* BEGIN Record set *

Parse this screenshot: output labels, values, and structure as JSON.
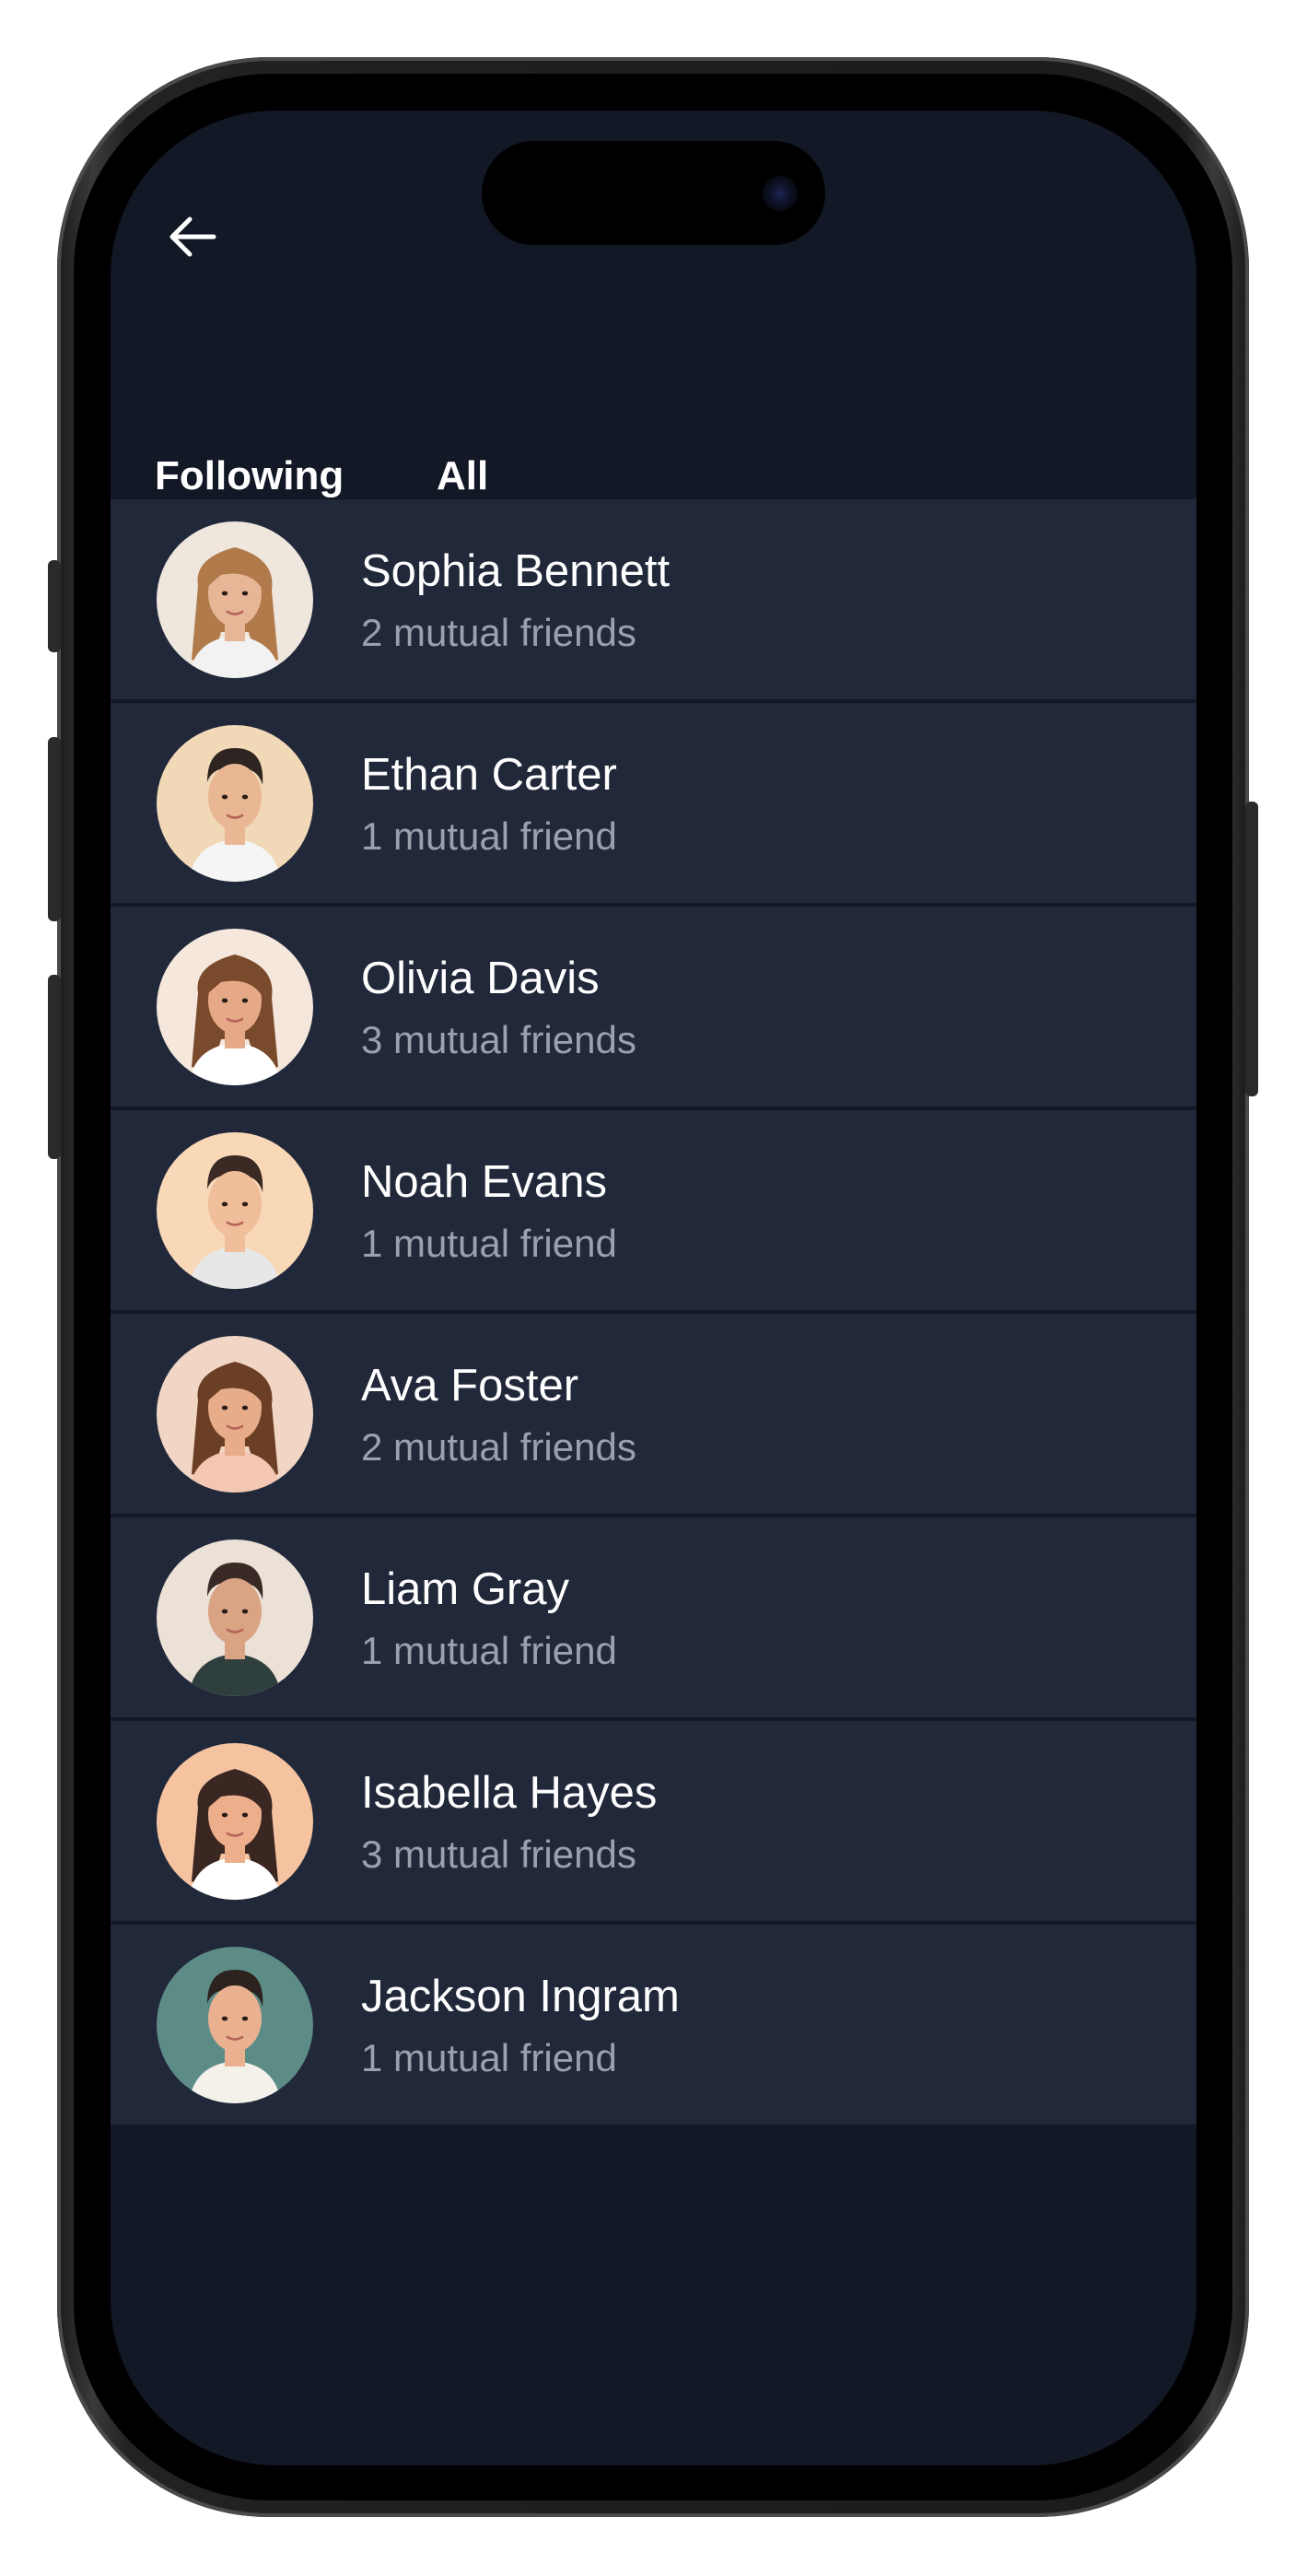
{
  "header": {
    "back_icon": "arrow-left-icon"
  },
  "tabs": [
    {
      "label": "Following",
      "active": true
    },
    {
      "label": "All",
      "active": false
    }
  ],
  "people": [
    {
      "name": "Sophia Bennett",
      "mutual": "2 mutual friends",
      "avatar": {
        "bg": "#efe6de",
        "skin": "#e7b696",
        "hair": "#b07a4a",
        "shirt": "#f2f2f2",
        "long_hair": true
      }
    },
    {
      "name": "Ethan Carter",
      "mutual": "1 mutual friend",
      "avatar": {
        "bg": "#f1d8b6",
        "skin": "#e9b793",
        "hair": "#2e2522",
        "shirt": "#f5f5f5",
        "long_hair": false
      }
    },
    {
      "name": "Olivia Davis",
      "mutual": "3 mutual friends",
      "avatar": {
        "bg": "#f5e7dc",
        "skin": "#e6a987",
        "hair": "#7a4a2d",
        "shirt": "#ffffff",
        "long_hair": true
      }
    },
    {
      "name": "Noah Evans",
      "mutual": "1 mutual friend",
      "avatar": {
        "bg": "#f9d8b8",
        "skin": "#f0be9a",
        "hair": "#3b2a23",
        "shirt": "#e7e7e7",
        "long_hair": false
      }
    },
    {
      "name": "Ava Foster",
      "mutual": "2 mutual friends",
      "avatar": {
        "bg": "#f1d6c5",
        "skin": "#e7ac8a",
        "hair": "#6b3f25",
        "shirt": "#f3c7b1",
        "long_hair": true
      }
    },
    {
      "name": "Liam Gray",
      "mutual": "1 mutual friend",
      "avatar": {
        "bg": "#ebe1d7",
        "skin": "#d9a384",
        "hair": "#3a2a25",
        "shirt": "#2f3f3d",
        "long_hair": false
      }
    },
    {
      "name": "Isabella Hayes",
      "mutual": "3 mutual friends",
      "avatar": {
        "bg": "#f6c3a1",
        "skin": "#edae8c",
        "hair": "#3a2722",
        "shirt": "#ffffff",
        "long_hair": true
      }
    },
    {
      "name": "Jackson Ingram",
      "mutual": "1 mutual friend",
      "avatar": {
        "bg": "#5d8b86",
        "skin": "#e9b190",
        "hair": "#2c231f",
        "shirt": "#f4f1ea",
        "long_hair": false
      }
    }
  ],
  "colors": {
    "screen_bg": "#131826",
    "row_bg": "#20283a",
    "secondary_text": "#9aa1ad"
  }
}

* END Record set *

Work to do: Print each of the records above exactly as written, leaving no picture in the copy.

Reply:
Parse this screenshot: output labels, values, and structure as JSON.
{
  "header": {
    "back_icon": "arrow-left-icon"
  },
  "tabs": [
    {
      "label": "Following",
      "active": true
    },
    {
      "label": "All",
      "active": false
    }
  ],
  "people": [
    {
      "name": "Sophia Bennett",
      "mutual": "2 mutual friends",
      "avatar": {
        "bg": "#efe6de",
        "skin": "#e7b696",
        "hair": "#b07a4a",
        "shirt": "#f2f2f2",
        "long_hair": true
      }
    },
    {
      "name": "Ethan Carter",
      "mutual": "1 mutual friend",
      "avatar": {
        "bg": "#f1d8b6",
        "skin": "#e9b793",
        "hair": "#2e2522",
        "shirt": "#f5f5f5",
        "long_hair": false
      }
    },
    {
      "name": "Olivia Davis",
      "mutual": "3 mutual friends",
      "avatar": {
        "bg": "#f5e7dc",
        "skin": "#e6a987",
        "hair": "#7a4a2d",
        "shirt": "#ffffff",
        "long_hair": true
      }
    },
    {
      "name": "Noah Evans",
      "mutual": "1 mutual friend",
      "avatar": {
        "bg": "#f9d8b8",
        "skin": "#f0be9a",
        "hair": "#3b2a23",
        "shirt": "#e7e7e7",
        "long_hair": false
      }
    },
    {
      "name": "Ava Foster",
      "mutual": "2 mutual friends",
      "avatar": {
        "bg": "#f1d6c5",
        "skin": "#e7ac8a",
        "hair": "#6b3f25",
        "shirt": "#f3c7b1",
        "long_hair": true
      }
    },
    {
      "name": "Liam Gray",
      "mutual": "1 mutual friend",
      "avatar": {
        "bg": "#ebe1d7",
        "skin": "#d9a384",
        "hair": "#3a2a25",
        "shirt": "#2f3f3d",
        "long_hair": false
      }
    },
    {
      "name": "Isabella Hayes",
      "mutual": "3 mutual friends",
      "avatar": {
        "bg": "#f6c3a1",
        "skin": "#edae8c",
        "hair": "#3a2722",
        "shirt": "#ffffff",
        "long_hair": true
      }
    },
    {
      "name": "Jackson Ingram",
      "mutual": "1 mutual friend",
      "avatar": {
        "bg": "#5d8b86",
        "skin": "#e9b190",
        "hair": "#2c231f",
        "shirt": "#f4f1ea",
        "long_hair": false
      }
    }
  ],
  "colors": {
    "screen_bg": "#131826",
    "row_bg": "#20283a",
    "secondary_text": "#9aa1ad"
  }
}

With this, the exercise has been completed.